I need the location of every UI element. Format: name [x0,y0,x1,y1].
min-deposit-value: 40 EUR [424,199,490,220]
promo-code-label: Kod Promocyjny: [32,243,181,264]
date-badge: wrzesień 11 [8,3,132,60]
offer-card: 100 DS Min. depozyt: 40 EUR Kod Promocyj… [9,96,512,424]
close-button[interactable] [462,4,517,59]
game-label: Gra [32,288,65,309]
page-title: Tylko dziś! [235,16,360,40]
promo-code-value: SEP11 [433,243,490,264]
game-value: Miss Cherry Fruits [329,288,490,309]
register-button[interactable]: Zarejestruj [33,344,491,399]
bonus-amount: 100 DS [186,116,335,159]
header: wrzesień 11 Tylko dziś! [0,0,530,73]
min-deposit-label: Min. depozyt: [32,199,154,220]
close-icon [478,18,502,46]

☆ ☆ ☆ ☆ ☆ ☆ ☆

■ THE TASK ■
Reproduce every line of the records above character for character.

■ CORRECT RESULT ■
I need the location of every UI element. Format: name [x0,y0,x1,y1].
min-deposit-value: 40 EUR [424,199,490,220]
promo-code-label: Kod Promocyjny: [32,243,181,264]
date-badge: wrzesień 11 [8,3,132,60]
offer-card: 100 DS Min. depozyt: 40 EUR Kod Promocyj… [9,96,512,424]
close-button[interactable] [462,4,517,59]
game-label: Gra [32,288,65,309]
page-title: Tylko dziś! [235,16,360,40]
promo-code-value: SEP11 [433,243,490,264]
game-value: Miss Cherry Fruits [329,288,490,309]
register-button[interactable]: Zarejestruj [33,344,491,399]
bonus-amount: 100 DS [186,116,335,159]
header: wrzesień 11 Tylko dziś! [0,0,530,73]
min-deposit-label: Min. depozyt: [32,199,154,220]
close-icon [478,18,502,46]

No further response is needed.